### Task instructions
Scan the lines below for the string "duration" and copy every one that has it.

○ ○ ○ ○ ○

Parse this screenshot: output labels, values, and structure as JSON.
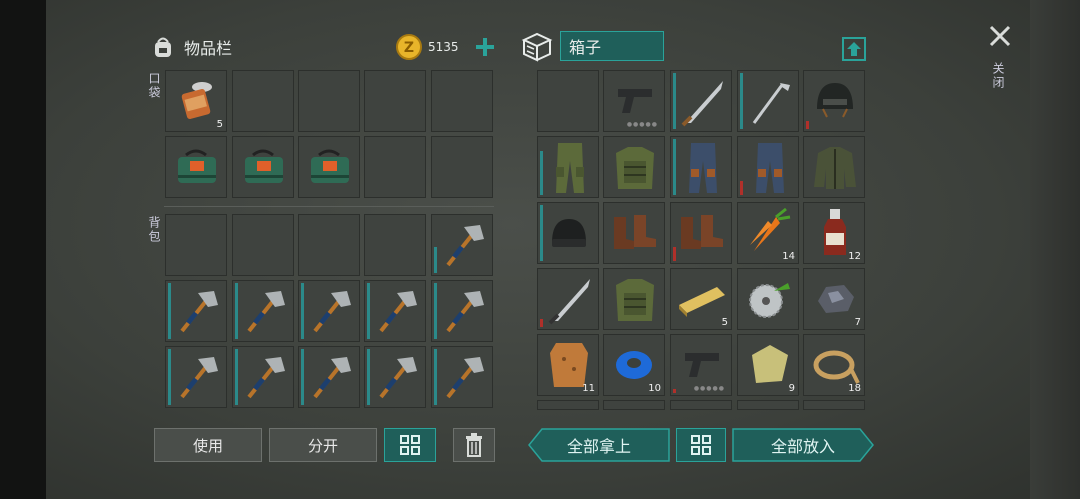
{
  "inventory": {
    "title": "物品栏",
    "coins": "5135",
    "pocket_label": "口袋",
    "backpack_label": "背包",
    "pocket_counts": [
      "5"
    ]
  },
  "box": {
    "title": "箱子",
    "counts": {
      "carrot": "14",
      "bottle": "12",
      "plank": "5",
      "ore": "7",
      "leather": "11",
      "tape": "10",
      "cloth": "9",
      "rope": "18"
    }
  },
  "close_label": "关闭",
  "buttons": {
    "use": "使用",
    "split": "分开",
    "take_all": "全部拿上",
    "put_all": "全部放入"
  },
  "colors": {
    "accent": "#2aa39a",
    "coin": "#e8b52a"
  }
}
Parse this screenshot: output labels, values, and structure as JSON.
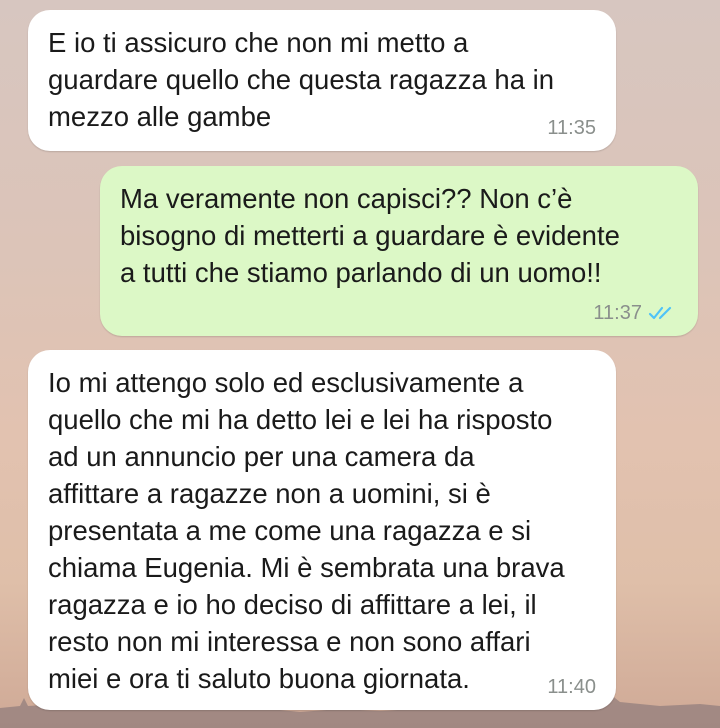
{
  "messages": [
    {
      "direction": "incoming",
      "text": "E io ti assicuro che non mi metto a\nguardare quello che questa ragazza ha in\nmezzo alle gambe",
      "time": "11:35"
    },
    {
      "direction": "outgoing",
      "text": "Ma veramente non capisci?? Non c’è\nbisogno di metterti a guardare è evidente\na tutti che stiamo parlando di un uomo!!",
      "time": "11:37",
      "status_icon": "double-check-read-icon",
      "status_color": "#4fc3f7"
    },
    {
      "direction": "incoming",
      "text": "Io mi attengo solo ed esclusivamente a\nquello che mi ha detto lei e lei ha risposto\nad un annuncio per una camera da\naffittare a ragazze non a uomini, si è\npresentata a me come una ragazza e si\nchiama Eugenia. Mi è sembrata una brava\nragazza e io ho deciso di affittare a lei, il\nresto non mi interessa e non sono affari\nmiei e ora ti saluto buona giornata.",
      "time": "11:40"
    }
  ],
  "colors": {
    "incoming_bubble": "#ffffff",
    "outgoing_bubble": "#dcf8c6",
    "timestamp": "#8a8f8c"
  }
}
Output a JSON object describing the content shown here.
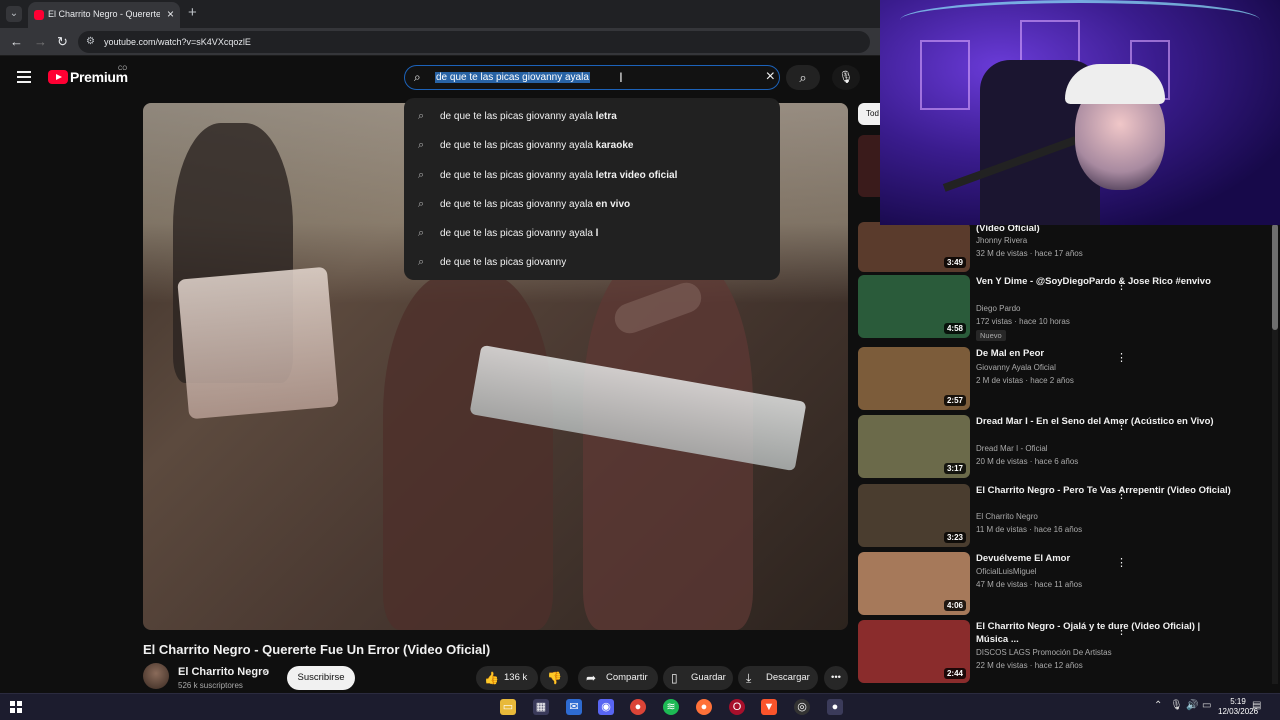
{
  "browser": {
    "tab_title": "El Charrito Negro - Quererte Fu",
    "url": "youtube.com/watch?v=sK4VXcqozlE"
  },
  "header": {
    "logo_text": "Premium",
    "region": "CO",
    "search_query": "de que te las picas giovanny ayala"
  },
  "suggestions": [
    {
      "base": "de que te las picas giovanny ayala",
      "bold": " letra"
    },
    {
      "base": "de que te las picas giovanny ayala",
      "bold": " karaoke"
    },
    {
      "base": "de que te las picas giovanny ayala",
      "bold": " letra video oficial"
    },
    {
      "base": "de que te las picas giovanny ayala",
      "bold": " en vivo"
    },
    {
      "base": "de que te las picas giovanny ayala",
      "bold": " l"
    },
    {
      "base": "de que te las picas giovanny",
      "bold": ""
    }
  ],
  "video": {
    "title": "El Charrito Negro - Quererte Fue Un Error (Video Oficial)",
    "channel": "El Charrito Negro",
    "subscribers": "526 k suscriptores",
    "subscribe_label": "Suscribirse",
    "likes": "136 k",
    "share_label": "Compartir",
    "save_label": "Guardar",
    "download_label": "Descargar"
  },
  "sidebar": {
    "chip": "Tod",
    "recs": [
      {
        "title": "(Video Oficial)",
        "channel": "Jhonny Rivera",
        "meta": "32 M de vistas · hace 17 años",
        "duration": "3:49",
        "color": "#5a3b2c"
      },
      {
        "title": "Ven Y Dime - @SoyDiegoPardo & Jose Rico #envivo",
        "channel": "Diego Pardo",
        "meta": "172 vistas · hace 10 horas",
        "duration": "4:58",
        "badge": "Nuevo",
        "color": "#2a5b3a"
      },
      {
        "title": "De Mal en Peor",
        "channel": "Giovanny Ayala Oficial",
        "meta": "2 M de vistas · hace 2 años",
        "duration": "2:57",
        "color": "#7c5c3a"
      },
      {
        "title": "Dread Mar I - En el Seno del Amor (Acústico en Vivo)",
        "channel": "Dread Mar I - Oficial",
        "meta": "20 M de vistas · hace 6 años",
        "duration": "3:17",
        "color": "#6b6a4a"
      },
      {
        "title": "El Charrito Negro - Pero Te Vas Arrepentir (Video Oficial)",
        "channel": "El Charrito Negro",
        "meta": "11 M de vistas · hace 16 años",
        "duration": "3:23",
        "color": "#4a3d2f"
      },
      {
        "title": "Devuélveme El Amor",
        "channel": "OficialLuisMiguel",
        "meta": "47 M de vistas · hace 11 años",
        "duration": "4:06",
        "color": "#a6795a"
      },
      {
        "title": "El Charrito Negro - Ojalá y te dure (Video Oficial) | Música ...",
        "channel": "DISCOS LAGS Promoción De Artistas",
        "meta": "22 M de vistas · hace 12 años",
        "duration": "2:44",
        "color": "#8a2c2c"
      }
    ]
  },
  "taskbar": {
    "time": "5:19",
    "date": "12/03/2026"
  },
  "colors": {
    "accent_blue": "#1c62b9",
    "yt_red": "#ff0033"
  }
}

○ ○ ○ ○ ○

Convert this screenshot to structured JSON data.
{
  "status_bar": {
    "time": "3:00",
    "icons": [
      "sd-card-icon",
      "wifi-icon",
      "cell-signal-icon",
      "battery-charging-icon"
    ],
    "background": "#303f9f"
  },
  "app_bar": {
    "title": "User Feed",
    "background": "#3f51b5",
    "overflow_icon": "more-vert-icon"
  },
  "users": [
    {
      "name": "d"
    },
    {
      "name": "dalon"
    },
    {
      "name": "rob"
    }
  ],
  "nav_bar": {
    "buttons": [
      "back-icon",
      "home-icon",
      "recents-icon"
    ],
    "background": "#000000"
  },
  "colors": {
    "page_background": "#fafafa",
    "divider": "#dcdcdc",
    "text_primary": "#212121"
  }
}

○ ○ ○ ○ ○

### Correct output
        "duration": "3:49",
        "duration": "4:58",
        "duration": "2:57",
        "duration": "3:17",
        "duration": "3:23",
        "duration": "4:06",
        "duration": "2:44",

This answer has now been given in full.